— Start of Entries provided —
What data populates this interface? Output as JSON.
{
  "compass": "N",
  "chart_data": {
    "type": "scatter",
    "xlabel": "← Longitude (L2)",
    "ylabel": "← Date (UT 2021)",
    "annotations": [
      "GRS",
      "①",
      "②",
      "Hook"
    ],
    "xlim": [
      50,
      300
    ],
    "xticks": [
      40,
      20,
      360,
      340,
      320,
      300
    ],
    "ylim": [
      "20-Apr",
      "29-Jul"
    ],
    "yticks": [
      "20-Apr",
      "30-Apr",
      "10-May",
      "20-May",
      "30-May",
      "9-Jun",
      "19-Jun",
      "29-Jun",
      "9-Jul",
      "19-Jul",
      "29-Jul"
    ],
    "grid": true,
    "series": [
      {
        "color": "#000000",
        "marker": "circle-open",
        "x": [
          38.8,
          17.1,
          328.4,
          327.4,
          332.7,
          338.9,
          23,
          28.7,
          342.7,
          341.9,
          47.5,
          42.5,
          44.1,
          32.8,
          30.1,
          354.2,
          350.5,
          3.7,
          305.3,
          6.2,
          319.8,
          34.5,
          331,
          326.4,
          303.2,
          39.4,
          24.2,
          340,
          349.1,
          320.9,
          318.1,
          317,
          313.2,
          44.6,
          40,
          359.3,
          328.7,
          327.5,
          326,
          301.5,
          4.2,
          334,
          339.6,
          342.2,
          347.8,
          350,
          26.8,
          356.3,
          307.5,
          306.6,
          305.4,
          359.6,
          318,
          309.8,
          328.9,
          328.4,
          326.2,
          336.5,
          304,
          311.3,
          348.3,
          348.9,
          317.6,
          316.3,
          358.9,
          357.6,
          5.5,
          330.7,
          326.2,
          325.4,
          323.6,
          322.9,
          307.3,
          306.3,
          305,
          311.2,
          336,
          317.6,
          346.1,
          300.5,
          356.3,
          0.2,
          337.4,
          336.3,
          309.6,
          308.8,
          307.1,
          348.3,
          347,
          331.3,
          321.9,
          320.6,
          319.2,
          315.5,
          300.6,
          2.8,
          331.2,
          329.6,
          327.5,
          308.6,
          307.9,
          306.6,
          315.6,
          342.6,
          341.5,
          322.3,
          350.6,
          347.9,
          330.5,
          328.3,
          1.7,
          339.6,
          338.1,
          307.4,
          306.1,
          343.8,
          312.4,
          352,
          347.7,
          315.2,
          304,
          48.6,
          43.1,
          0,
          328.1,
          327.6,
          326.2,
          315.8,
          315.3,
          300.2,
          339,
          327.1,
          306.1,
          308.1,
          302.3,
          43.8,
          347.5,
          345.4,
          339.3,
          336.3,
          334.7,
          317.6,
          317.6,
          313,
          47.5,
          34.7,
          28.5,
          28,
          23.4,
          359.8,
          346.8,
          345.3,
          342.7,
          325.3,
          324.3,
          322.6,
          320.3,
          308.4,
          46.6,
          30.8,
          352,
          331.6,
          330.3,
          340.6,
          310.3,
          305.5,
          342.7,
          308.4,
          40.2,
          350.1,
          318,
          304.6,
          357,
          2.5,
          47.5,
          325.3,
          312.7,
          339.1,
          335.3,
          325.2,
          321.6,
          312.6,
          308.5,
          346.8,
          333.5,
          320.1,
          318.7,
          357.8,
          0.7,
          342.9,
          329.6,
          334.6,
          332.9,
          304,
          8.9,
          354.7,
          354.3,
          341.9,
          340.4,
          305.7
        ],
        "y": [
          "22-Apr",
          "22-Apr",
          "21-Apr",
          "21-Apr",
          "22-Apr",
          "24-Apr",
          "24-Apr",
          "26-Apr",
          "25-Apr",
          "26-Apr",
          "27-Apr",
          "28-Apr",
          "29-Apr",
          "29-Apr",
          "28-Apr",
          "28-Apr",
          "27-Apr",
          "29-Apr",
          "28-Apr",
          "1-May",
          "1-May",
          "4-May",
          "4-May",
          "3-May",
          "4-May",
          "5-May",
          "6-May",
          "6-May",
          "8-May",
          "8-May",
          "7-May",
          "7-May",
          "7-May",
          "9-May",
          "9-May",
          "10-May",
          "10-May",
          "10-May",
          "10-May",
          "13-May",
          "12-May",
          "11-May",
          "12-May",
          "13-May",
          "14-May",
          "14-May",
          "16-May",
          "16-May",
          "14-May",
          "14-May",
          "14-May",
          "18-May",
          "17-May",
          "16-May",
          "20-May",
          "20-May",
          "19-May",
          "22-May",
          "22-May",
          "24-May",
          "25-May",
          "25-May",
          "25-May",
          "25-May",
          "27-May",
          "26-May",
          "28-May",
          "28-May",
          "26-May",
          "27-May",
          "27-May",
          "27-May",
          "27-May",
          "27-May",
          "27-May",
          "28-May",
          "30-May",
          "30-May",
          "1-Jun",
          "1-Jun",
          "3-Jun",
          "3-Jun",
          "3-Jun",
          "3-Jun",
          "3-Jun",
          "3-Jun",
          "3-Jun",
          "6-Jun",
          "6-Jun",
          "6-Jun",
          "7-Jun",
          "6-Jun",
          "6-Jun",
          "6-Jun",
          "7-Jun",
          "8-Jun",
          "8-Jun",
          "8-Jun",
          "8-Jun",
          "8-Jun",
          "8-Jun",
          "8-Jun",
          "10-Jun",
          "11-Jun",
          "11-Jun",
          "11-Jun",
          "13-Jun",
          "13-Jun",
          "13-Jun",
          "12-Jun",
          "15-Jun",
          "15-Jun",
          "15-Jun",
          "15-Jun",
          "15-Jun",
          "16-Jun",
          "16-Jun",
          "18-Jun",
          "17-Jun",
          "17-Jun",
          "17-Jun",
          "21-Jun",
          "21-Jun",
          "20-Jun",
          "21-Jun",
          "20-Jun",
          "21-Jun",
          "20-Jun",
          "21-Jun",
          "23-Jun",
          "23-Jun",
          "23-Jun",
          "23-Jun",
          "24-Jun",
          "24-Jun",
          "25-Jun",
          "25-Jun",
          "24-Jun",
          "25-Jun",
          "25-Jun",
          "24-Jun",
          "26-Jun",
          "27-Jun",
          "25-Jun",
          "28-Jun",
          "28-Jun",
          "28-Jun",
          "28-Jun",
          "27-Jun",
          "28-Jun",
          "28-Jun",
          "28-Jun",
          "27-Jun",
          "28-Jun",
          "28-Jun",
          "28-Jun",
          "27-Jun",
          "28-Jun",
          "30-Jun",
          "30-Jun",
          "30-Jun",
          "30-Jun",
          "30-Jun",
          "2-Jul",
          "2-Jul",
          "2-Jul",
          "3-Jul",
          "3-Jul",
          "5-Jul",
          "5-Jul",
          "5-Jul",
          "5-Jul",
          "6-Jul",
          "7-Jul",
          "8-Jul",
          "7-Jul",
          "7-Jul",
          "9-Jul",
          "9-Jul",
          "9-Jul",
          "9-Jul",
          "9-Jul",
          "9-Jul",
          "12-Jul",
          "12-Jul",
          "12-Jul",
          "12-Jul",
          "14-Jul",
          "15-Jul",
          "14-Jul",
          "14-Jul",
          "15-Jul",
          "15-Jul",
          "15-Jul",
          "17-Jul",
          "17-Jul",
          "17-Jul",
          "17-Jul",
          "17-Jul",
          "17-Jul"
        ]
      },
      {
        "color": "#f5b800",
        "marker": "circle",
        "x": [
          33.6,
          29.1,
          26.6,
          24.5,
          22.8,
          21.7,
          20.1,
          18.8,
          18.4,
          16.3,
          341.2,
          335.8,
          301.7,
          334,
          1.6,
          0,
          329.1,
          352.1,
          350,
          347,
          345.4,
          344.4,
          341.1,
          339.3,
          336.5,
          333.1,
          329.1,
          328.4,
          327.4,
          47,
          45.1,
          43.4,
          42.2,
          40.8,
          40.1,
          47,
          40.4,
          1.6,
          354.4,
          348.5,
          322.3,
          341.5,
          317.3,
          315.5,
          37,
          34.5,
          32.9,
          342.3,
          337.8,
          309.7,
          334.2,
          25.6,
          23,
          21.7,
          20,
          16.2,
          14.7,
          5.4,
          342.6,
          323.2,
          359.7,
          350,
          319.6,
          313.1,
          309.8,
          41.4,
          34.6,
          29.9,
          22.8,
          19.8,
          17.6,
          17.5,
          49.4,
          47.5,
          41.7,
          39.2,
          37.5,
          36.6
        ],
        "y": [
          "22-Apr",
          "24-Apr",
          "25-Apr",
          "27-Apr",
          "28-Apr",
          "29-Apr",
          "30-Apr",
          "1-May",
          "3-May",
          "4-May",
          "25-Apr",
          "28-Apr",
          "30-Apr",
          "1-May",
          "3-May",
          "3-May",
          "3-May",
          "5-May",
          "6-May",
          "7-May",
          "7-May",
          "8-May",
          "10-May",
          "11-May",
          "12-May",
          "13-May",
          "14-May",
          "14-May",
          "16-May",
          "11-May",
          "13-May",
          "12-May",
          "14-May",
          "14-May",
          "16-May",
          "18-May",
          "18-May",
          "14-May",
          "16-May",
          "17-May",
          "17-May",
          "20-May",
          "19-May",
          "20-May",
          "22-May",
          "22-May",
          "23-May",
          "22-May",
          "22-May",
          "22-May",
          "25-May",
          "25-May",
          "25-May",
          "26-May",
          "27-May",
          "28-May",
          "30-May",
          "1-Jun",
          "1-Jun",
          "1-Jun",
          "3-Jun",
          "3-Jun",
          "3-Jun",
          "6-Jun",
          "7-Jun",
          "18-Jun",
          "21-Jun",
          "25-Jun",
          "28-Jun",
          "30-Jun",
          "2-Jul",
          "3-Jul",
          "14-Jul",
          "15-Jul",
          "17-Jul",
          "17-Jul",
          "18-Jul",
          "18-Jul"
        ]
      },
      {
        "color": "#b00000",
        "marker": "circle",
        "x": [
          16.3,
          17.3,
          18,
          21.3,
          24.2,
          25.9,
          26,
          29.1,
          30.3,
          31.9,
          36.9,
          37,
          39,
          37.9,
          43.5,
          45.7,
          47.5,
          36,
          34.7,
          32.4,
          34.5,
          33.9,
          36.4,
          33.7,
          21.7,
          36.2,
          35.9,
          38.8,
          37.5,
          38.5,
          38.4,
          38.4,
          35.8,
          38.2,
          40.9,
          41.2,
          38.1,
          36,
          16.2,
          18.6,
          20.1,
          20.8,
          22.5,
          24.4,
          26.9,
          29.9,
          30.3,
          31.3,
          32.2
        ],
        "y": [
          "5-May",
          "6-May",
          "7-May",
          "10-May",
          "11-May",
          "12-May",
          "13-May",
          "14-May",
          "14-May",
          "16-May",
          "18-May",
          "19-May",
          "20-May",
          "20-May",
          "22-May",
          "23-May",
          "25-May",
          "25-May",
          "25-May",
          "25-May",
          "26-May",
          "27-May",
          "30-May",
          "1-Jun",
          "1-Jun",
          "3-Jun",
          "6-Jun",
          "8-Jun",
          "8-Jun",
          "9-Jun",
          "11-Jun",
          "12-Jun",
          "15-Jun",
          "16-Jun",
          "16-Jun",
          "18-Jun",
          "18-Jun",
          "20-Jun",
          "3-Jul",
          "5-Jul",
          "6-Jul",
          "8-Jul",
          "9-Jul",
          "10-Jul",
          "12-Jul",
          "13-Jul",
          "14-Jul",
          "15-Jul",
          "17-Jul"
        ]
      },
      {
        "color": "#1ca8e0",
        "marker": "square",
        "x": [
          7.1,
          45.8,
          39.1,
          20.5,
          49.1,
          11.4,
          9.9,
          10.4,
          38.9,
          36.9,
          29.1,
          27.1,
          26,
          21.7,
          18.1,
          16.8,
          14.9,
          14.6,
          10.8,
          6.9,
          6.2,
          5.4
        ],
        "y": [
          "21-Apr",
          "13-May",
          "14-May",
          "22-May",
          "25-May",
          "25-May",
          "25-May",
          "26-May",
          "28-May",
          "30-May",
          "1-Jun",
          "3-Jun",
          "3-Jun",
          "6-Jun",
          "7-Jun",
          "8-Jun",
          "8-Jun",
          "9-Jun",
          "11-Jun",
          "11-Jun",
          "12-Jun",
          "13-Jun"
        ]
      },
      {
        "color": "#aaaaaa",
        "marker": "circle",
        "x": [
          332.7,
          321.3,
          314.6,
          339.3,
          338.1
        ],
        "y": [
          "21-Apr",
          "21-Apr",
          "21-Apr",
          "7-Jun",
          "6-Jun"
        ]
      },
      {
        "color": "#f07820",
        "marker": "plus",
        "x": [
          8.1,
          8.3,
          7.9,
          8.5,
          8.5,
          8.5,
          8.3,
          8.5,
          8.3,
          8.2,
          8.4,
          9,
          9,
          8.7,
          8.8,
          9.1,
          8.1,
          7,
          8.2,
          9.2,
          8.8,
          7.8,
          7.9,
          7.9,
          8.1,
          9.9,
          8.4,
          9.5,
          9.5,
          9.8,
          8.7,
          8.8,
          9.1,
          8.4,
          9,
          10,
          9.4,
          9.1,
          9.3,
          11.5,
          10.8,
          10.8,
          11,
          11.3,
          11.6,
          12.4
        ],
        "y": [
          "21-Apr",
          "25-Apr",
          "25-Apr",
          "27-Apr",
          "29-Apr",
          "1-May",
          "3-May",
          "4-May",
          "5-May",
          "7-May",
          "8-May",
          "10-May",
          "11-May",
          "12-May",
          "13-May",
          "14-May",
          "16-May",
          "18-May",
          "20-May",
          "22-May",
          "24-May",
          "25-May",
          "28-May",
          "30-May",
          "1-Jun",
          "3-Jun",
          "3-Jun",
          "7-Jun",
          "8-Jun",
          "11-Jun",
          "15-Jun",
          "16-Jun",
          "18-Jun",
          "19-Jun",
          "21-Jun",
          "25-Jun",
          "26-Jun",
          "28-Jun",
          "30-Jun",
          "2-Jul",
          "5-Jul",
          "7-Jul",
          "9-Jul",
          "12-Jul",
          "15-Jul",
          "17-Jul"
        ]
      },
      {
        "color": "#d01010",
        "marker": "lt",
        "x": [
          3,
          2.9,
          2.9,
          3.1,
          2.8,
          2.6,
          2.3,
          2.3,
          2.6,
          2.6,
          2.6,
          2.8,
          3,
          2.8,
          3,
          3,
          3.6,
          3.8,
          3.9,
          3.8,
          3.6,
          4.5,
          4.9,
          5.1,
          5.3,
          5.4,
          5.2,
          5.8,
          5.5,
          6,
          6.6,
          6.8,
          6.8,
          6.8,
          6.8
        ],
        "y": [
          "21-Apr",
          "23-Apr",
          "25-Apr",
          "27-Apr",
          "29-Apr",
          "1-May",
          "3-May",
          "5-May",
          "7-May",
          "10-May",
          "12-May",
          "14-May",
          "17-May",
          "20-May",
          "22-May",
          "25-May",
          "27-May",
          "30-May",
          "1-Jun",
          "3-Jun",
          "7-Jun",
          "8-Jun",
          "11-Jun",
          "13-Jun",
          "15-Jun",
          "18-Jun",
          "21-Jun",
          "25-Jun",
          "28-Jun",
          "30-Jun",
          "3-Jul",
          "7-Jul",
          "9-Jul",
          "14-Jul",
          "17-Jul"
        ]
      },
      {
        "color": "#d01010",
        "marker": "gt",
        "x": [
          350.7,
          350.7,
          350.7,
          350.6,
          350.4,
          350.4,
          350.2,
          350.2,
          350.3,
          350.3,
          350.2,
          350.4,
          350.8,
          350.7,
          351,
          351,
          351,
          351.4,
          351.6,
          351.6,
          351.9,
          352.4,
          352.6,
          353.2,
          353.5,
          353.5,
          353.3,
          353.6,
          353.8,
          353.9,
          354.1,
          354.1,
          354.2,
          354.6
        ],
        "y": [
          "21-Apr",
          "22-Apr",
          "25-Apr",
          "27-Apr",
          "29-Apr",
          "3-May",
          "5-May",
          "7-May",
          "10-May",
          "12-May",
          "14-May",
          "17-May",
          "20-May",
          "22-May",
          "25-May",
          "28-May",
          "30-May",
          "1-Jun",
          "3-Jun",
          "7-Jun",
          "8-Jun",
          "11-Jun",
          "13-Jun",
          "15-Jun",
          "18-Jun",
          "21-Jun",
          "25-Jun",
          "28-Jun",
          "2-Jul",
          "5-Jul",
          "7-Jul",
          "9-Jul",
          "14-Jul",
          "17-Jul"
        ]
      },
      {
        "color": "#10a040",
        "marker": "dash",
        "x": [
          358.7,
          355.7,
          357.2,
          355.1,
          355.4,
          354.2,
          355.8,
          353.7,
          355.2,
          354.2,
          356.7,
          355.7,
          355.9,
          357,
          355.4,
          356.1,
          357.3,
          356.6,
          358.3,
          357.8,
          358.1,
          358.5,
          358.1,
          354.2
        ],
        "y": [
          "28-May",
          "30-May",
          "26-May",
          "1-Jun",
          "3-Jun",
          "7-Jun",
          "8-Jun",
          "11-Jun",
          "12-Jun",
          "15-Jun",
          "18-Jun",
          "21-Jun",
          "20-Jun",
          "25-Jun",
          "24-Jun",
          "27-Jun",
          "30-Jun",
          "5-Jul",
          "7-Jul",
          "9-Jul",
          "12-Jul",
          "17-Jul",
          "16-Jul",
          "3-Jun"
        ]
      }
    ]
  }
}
— End of Entries provided —
Search the records above for the string "color". Copy every line that contains it.

        "color": "#000000",
        "color": "#f5b800",
        "color": "#b00000",
        "color": "#1ca8e0",
        "color": "#aaaaaa",
        "color": "#f07820",
        "color": "#d01010",
        "color": "#d01010",
        "color": "#10a040",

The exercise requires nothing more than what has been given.